Task objective> Pictures stay out; everything else in the records below is copied exactly.

--- Source material ---

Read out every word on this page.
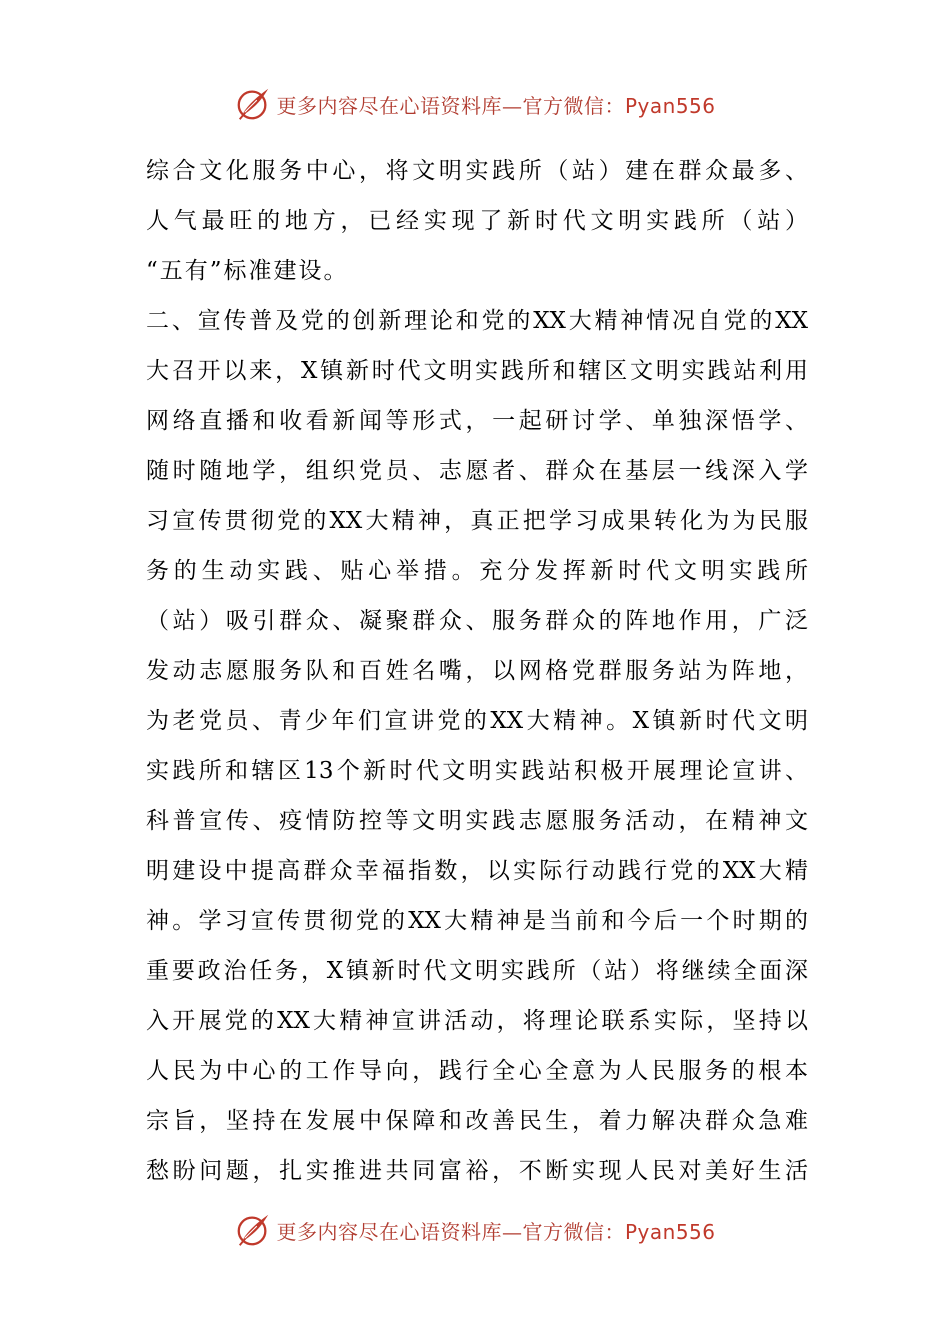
更多内容尽在心语资料库—官方微信：Pyan556
综合文化服务中心，将文明实践所（站）建在群众最多、
人气最旺的地方，已经实现了新时代文明实践所（站）
“五有”标准建设。
二、宣传普及党的创新理论和党的XX大精神情况自党的XX
大召开以来，X镇新时代文明实践所和辖区文明实践站利用
网络直播和收看新闻等形式，一起研讨学、单独深悟学、
随时随地学，组织党员、志愿者、群众在基层一线深入学
习宣传贯彻党的XX大精神，真正把学习成果转化为为民服
务的生动实践、贴心举措。充分发挥新时代文明实践所
（站）吸引群众、凝聚群众、服务群众的阵地作用，广泛
发动志愿服务队和百姓名嘴，以网格党群服务站为阵地，
为老党员、青少年们宣讲党的XX大精神。X镇新时代文明
实践所和辖区13个新时代文明实践站积极开展理论宣讲、
科普宣传、疫情防控等文明实践志愿服务活动，在精神文
明建设中提高群众幸福指数，以实际行动践行党的XX大精
神。学习宣传贯彻党的XX大精神是当前和今后一个时期的
重要政治任务，X镇新时代文明实践所（站）将继续全面深
入开展党的XX大精神宣讲活动，将理论联系实际，坚持以
人民为中心的工作导向，践行全心全意为人民服务的根本
宗旨，坚持在发展中保障和改善民生，着力解决群众急难
愁盼问题，扎实推进共同富裕，不断实现人民对美好生活
更多内容尽在心语资料库—官方微信：Pyan556
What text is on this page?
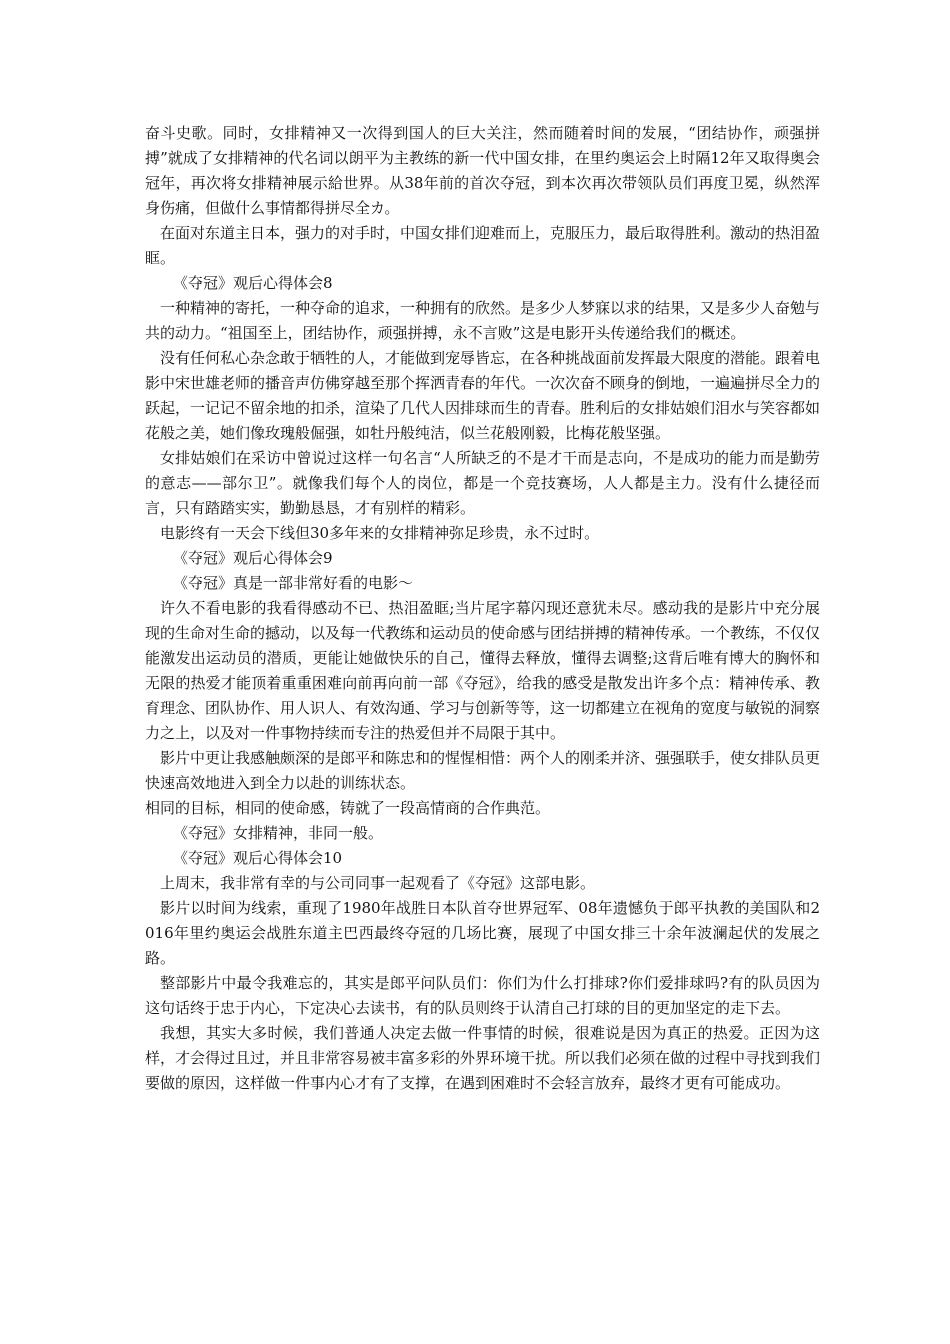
奋斗史歌。同时，女排精神又一次得到国人的巨大关注，然而随着时间的发展，“团结协作，顽强拼搏”就成了女排精神的代名词以朗平为主教练的新一代中国女排，在里约奥运会上时隔12年又取得奥会冠年，再次将女排精神展示給世界。从38年前的首次夺冠，到本次再次带领队员们再度卫冕，纵然浑身伤痛，但做什么事情都得拼尽全カ。

在面对东道主日本，强力的对手时，中国女排们迎难而上，克服压力，最后取得胜利。激动的热泪盈眶。

《夺冠》观后心得体会8

一种精神的寄托，一种夺命的追求，一种拥有的欣然。是多少人梦寐以求的结果，又是多少人奋勉与共的动力。“祖国至上，团结协作，顽强拼搏，永不言败”这是电影开头传递给我们的概述。

没有任何私心杂念敢于牺牲的人，才能做到宠辱皆忘，在各种挑战面前发挥最大限度的潜能。跟着电影中宋世雄老师的播音声仿佛穿越至那个挥洒青春的年代。一次次奋不顾身的倒地，一遍遍拼尽全力的跃起，一记记不留余地的扣杀，渲染了几代人因排球而生的青春。胜利后的女排姑娘们泪水与笑容都如花般之美，她们像玫瑰般倔强，如牡丹般纯洁，似兰花般刚毅，比梅花般坚强。

女排姑娘们在采访中曾说过这样一句名言“人所缺乏的不是才干而是志向，不是成功的能力而是勤劳的意志——部尔卫”。就像我们每个人的岗位，都是一个竞技赛场，人人都是主力。没有什么捷径而言，只有踏踏实实，勤勤恳恳，才有别样的精彩。

电影终有一天会下线但30多年来的女排精神弥足珍贵，永不过时。

《夺冠》观后心得体会9

《夺冠》真是一部非常好看的电影～

许久不看电影的我看得感动不已、热泪盈眶;当片尾字幕闪现还意犹未尽。感动我的是影片中充分展现的生命对生命的撼动，以及每一代教练和运动员的使命感与团结拼搏的精神传承。一个教练，不仅仅能激发出运动员的潜质，更能让她做快乐的自己，懂得去释放，懂得去调整;这背后唯有博大的胸怀和无限的热爱才能顶着重重困难向前再向前一部《夺冠》，给我的感受是散发出许多个点：精神传承、教育理念、团队协作、用人识人、有效沟通、学习与创新等等，这一切都建立在视角的宽度与敏锐的洞察力之上，以及对一件事物持续而专注的热爱但并不局限于其中。

影片中更让我感触颇深的是郎平和陈忠和的惺惺相惜：两个人的刚柔并济、强强联手，使女排队员更快速高效地进入到全力以赴的训练状态。

相同的目标，相同的使命感，铸就了一段高情商的合作典范。

《夺冠》女排精神，非同一般。

《夺冠》观后心得体会10

上周末，我非常有幸的与公司同事一起观看了《夺冠》这部电影。

影片以时间为线索，重现了1980年战胜日本队首夺世界冠军、08年遗憾负于郎平执教的美国队和2016年里约奥运会战胜东道主巴西最终夺冠的几场比赛，展现了中国女排三十余年波澜起伏的发展之路。

整部影片中最令我难忘的，其实是郎平问队员们：你们为什么打排球?你们爱排球吗?有的队员因为这句话终于忠于内心，下定决心去读书，有的队员则终于认清自己打球的目的更加坚定的走下去。

我想，其实大多时候，我们普通人决定去做一件事情的时候，很难说是因为真正的热爱。正因为这样，才会得过且过，并且非常容易被丰富多彩的外界环境干扰。所以我们必须在做的过程中寻找到我们要做的原因，这样做一件事内心才有了支撑，在遇到困难时不会轻言放弃，最终才更有可能成功。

---

Result>
Read out every word on this page.
更多内容尽在心语资料库—官方微信：Pyan556
综合文化服务中心，将文明实践所（站）建在群众最多、
人气最旺的地方，已经实现了新时代文明实践所（站）
“五有”标准建设。
二、宣传普及党的创新理论和党的XX大精神情况自党的XX
大召开以来，X镇新时代文明实践所和辖区文明实践站利用
网络直播和收看新闻等形式，一起研讨学、单独深悟学、
随时随地学，组织党员、志愿者、群众在基层一线深入学
习宣传贯彻党的XX大精神，真正把学习成果转化为为民服
务的生动实践、贴心举措。充分发挥新时代文明实践所
（站）吸引群众、凝聚群众、服务群众的阵地作用，广泛
发动志愿服务队和百姓名嘴，以网格党群服务站为阵地，
为老党员、青少年们宣讲党的XX大精神。X镇新时代文明
实践所和辖区13个新时代文明实践站积极开展理论宣讲、
科普宣传、疫情防控等文明实践志愿服务活动，在精神文
明建设中提高群众幸福指数，以实际行动践行党的XX大精
神。学习宣传贯彻党的XX大精神是当前和今后一个时期的
重要政治任务，X镇新时代文明实践所（站）将继续全面深
入开展党的XX大精神宣讲活动，将理论联系实际，坚持以
人民为中心的工作导向，践行全心全意为人民服务的根本
宗旨，坚持在发展中保障和改善民生，着力解决群众急难
愁盼问题，扎实推进共同富裕，不断实现人民对美好生活
更多内容尽在心语资料库—官方微信：Pyan556
What text is on this page?
奋斗史歌。同时，女排精神又一次得到国人的巨大关注，然而随着时间的发展，“团结协作，顽强拼搏”就成了女排精神的代名词以朗平为主教练的新一代中国女排，在里约奥运会上时隔12年又取得奥会冠年，再次将女排精神展示給世界。从38年前的首次夺冠，到本次再次带领队员们再度卫冕，纵然浑身伤痛，但做什么事情都得拼尽全カ。

在面对东道主日本，强力的对手时，中国女排们迎难而上，克服压力，最后取得胜利。激动的热泪盈眶。

《夺冠》观后心得体会8

一种精神的寄托，一种夺命的追求，一种拥有的欣然。是多少人梦寐以求的结果，又是多少人奋勉与共的动力。“祖国至上，团结协作，顽强拼搏，永不言败”这是电影开头传递给我们的概述。

没有任何私心杂念敢于牺牲的人，才能做到宠辱皆忘，在各种挑战面前发挥最大限度的潜能。跟着电影中宋世雄老师的播音声仿佛穿越至那个挥洒青春的年代。一次次奋不顾身的倒地，一遍遍拼尽全力的跃起，一记记不留余地的扣杀，渲染了几代人因排球而生的青春。胜利后的女排姑娘们泪水与笑容都如花般之美，她们像玫瑰般倔强，如牡丹般纯洁，似兰花般刚毅，比梅花般坚强。

女排姑娘们在采访中曾说过这样一句名言“人所缺乏的不是才干而是志向，不是成功的能力而是勤劳的意志——部尔卫”。就像我们每个人的岗位，都是一个竞技赛场，人人都是主力。没有什么捷径而言，只有踏踏实实，勤勤恳恳，才有别样的精彩。

电影终有一天会下线但30多年来的女排精神弥足珍贵，永不过时。

《夺冠》观后心得体会9

《夺冠》真是一部非常好看的电影～

许久不看电影的我看得感动不已、热泪盈眶;当片尾字幕闪现还意犹未尽。感动我的是影片中充分展现的生命对生命的撼动，以及每一代教练和运动员的使命感与团结拼搏的精神传承。一个教练，不仅仅能激发出运动员的潜质，更能让她做快乐的自己，懂得去释放，懂得去调整;这背后唯有博大的胸怀和无限的热爱才能顶着重重困难向前再向前一部《夺冠》，给我的感受是散发出许多个点：精神传承、教育理念、团队协作、用人识人、有效沟通、学习与创新等等，这一切都建立在视角的宽度与敏锐的洞察力之上，以及对一件事物持续而专注的热爱但并不局限于其中。

影片中更让我感触颇深的是郎平和陈忠和的惺惺相惜：两个人的刚柔并济、强强联手，使女排队员更快速高效地进入到全力以赴的训练状态。

相同的目标，相同的使命感，铸就了一段高情商的合作典范。

《夺冠》女排精神，非同一般。

《夺冠》观后心得体会10

上周末，我非常有幸的与公司同事一起观看了《夺冠》这部电影。

影片以时间为线索，重现了1980年战胜日本队首夺世界冠军、08年遗憾负于郎平执教的美国队和2016年里约奥运会战胜东道主巴西最终夺冠的几场比赛，展现了中国女排三十余年波澜起伏的发展之路。

整部影片中最令我难忘的，其实是郎平问队员们：你们为什么打排球?你们爱排球吗?有的队员因为这句话终于忠于内心，下定决心去读书，有的队员则终于认清自己打球的目的更加坚定的走下去。

我想，其实大多时候，我们普通人决定去做一件事情的时候，很难说是因为真正的热爱。正因为这样，才会得过且过，并且非常容易被丰富多彩的外界环境干扰。所以我们必须在做的过程中寻找到我们要做的原因，这样做一件事内心才有了支撑，在遇到困难时不会轻言放弃，最终才更有可能成功。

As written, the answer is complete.